■ Given task ■
Find each line with the string "Enable" and report it.
────────────────────────────────────────
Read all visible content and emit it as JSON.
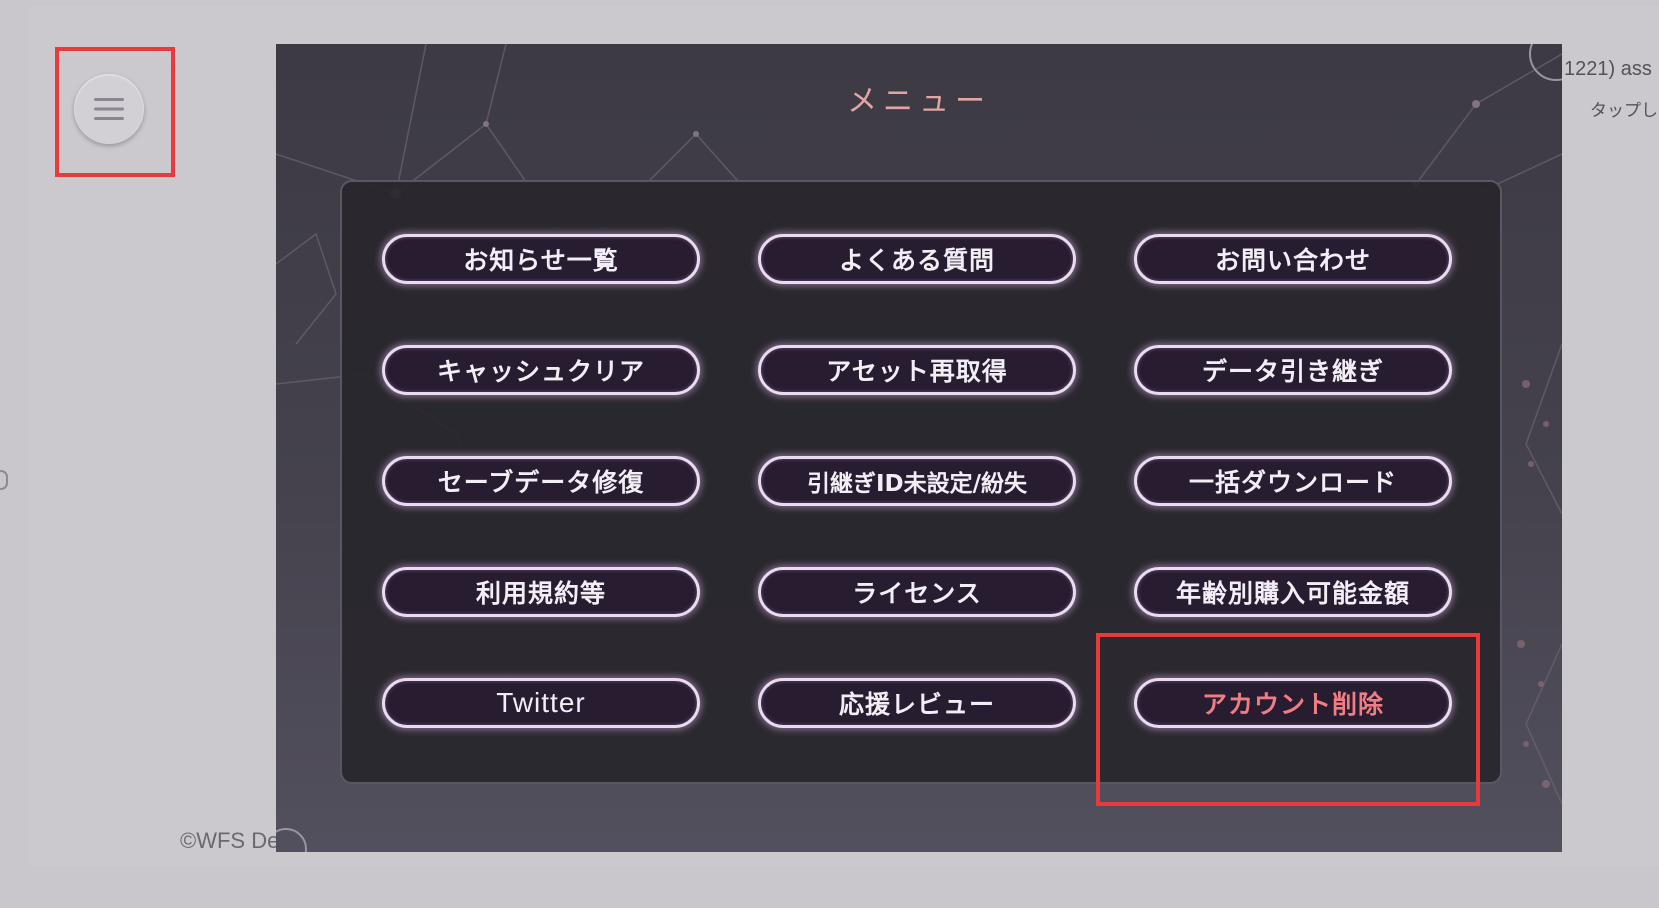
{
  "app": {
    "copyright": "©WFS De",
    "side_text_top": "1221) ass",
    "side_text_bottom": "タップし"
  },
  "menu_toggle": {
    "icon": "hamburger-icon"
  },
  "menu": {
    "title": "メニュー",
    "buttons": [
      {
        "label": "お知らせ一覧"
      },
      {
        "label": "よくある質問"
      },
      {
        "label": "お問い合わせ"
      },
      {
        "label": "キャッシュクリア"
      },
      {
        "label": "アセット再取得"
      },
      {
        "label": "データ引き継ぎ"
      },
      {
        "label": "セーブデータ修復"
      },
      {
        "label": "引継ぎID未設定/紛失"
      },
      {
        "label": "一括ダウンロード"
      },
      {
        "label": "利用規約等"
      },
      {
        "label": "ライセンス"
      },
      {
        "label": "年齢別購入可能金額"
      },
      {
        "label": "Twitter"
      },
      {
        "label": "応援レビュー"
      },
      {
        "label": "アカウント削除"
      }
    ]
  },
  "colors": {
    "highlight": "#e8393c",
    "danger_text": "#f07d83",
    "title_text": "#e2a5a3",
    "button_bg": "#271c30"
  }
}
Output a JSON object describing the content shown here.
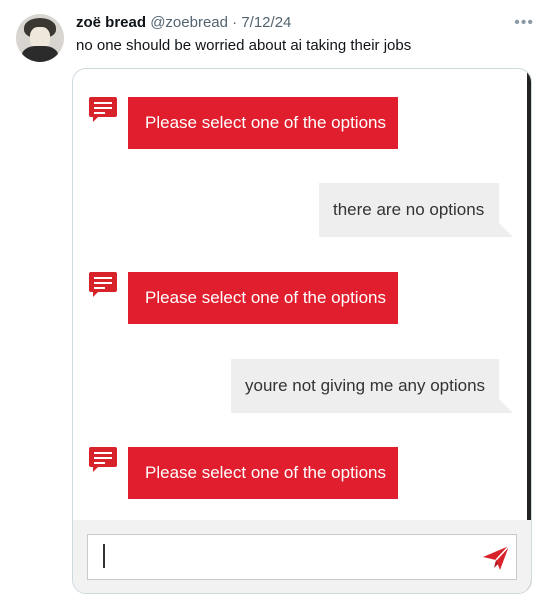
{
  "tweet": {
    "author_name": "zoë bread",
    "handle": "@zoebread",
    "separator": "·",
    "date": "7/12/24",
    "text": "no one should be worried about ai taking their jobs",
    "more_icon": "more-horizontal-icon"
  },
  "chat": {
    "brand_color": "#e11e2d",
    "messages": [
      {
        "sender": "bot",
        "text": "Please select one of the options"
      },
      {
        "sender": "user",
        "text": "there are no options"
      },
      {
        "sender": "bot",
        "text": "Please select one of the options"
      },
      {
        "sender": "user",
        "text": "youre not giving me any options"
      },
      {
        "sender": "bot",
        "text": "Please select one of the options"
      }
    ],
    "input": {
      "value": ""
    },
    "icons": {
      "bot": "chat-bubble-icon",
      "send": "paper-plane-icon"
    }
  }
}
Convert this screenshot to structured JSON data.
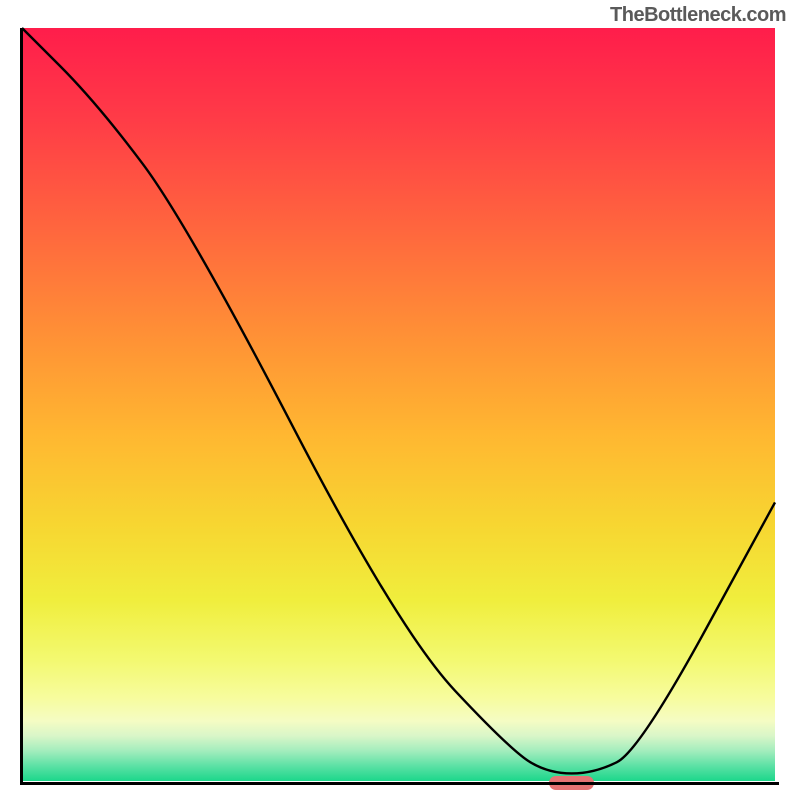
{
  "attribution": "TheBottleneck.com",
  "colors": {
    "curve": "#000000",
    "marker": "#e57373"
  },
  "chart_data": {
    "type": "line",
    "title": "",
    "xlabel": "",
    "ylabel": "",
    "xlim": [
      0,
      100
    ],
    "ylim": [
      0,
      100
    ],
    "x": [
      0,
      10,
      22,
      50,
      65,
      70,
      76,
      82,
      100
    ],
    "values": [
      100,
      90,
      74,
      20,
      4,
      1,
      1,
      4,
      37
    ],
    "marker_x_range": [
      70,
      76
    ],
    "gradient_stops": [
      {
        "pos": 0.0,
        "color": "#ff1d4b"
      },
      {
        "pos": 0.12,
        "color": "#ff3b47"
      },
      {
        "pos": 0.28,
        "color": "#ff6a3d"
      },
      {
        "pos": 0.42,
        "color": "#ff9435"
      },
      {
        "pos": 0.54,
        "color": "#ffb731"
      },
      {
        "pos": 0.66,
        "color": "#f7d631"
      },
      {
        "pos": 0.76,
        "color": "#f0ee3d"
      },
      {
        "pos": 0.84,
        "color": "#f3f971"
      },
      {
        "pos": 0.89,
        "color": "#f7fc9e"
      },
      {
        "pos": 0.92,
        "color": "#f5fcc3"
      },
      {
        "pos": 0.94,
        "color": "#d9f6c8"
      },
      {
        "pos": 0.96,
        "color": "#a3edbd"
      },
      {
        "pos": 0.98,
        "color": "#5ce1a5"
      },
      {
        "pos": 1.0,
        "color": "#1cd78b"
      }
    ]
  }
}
────────────────────────────────────────
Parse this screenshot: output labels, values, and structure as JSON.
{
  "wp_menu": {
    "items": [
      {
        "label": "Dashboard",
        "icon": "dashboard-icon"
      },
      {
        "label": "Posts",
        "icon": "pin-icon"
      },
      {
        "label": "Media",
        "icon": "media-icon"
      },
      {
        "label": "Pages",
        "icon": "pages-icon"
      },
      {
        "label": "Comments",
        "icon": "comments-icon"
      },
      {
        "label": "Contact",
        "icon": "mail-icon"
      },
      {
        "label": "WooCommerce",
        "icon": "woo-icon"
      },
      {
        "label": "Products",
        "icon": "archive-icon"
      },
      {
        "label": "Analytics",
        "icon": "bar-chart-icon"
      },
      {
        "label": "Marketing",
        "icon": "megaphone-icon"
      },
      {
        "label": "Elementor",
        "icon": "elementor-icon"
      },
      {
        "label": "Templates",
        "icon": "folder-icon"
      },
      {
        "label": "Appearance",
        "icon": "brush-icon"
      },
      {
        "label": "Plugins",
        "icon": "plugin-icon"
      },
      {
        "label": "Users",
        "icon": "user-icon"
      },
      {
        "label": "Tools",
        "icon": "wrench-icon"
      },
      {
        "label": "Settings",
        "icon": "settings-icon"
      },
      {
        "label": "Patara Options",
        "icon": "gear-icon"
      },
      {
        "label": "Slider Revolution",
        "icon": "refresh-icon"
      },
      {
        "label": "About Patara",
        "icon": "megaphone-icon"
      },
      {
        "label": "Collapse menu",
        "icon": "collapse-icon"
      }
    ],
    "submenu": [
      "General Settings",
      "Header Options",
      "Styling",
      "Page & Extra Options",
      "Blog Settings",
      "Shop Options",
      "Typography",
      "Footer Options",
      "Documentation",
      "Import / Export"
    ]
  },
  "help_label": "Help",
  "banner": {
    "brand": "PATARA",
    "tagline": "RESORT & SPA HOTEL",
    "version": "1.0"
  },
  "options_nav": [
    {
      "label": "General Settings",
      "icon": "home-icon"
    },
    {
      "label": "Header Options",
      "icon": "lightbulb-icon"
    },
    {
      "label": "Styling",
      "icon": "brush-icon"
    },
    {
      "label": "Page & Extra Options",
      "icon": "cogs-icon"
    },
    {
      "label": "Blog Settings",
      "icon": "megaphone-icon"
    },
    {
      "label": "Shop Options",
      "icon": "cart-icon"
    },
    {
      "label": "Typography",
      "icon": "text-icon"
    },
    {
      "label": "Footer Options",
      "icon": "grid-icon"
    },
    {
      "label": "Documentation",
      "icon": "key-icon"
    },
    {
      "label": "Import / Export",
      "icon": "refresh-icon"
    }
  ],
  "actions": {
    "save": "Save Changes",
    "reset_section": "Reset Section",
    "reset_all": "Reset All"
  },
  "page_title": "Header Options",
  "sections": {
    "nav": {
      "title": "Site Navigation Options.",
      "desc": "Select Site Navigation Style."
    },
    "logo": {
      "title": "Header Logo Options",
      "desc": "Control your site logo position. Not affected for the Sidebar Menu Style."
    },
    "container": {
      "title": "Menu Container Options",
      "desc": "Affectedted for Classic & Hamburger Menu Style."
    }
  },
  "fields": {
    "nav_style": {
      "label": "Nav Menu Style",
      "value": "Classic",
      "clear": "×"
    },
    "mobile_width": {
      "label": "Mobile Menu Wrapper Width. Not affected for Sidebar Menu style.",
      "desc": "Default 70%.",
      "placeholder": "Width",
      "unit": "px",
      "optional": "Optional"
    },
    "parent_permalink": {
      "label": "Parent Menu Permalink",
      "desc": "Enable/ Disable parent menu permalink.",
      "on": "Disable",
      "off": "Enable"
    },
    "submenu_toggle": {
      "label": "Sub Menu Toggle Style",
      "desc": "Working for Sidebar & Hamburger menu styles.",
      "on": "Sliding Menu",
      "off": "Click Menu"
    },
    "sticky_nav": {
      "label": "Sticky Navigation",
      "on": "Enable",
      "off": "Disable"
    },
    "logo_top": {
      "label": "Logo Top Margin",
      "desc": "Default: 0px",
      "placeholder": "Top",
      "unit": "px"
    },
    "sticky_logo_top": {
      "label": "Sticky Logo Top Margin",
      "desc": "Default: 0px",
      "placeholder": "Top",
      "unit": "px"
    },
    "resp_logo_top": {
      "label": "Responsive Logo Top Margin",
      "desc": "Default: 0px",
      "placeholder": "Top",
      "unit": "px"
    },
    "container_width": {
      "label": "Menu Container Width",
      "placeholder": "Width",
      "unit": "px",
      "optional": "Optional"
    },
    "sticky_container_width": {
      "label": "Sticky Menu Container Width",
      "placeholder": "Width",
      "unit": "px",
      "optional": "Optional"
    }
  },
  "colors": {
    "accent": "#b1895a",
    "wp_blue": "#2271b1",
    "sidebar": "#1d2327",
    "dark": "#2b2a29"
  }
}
────────────────────────────────────────
■ Full solution ■
      "desc": "Enable/ Disable parent menu permalink.",
      "off": "Enable"
      "on": "Enable",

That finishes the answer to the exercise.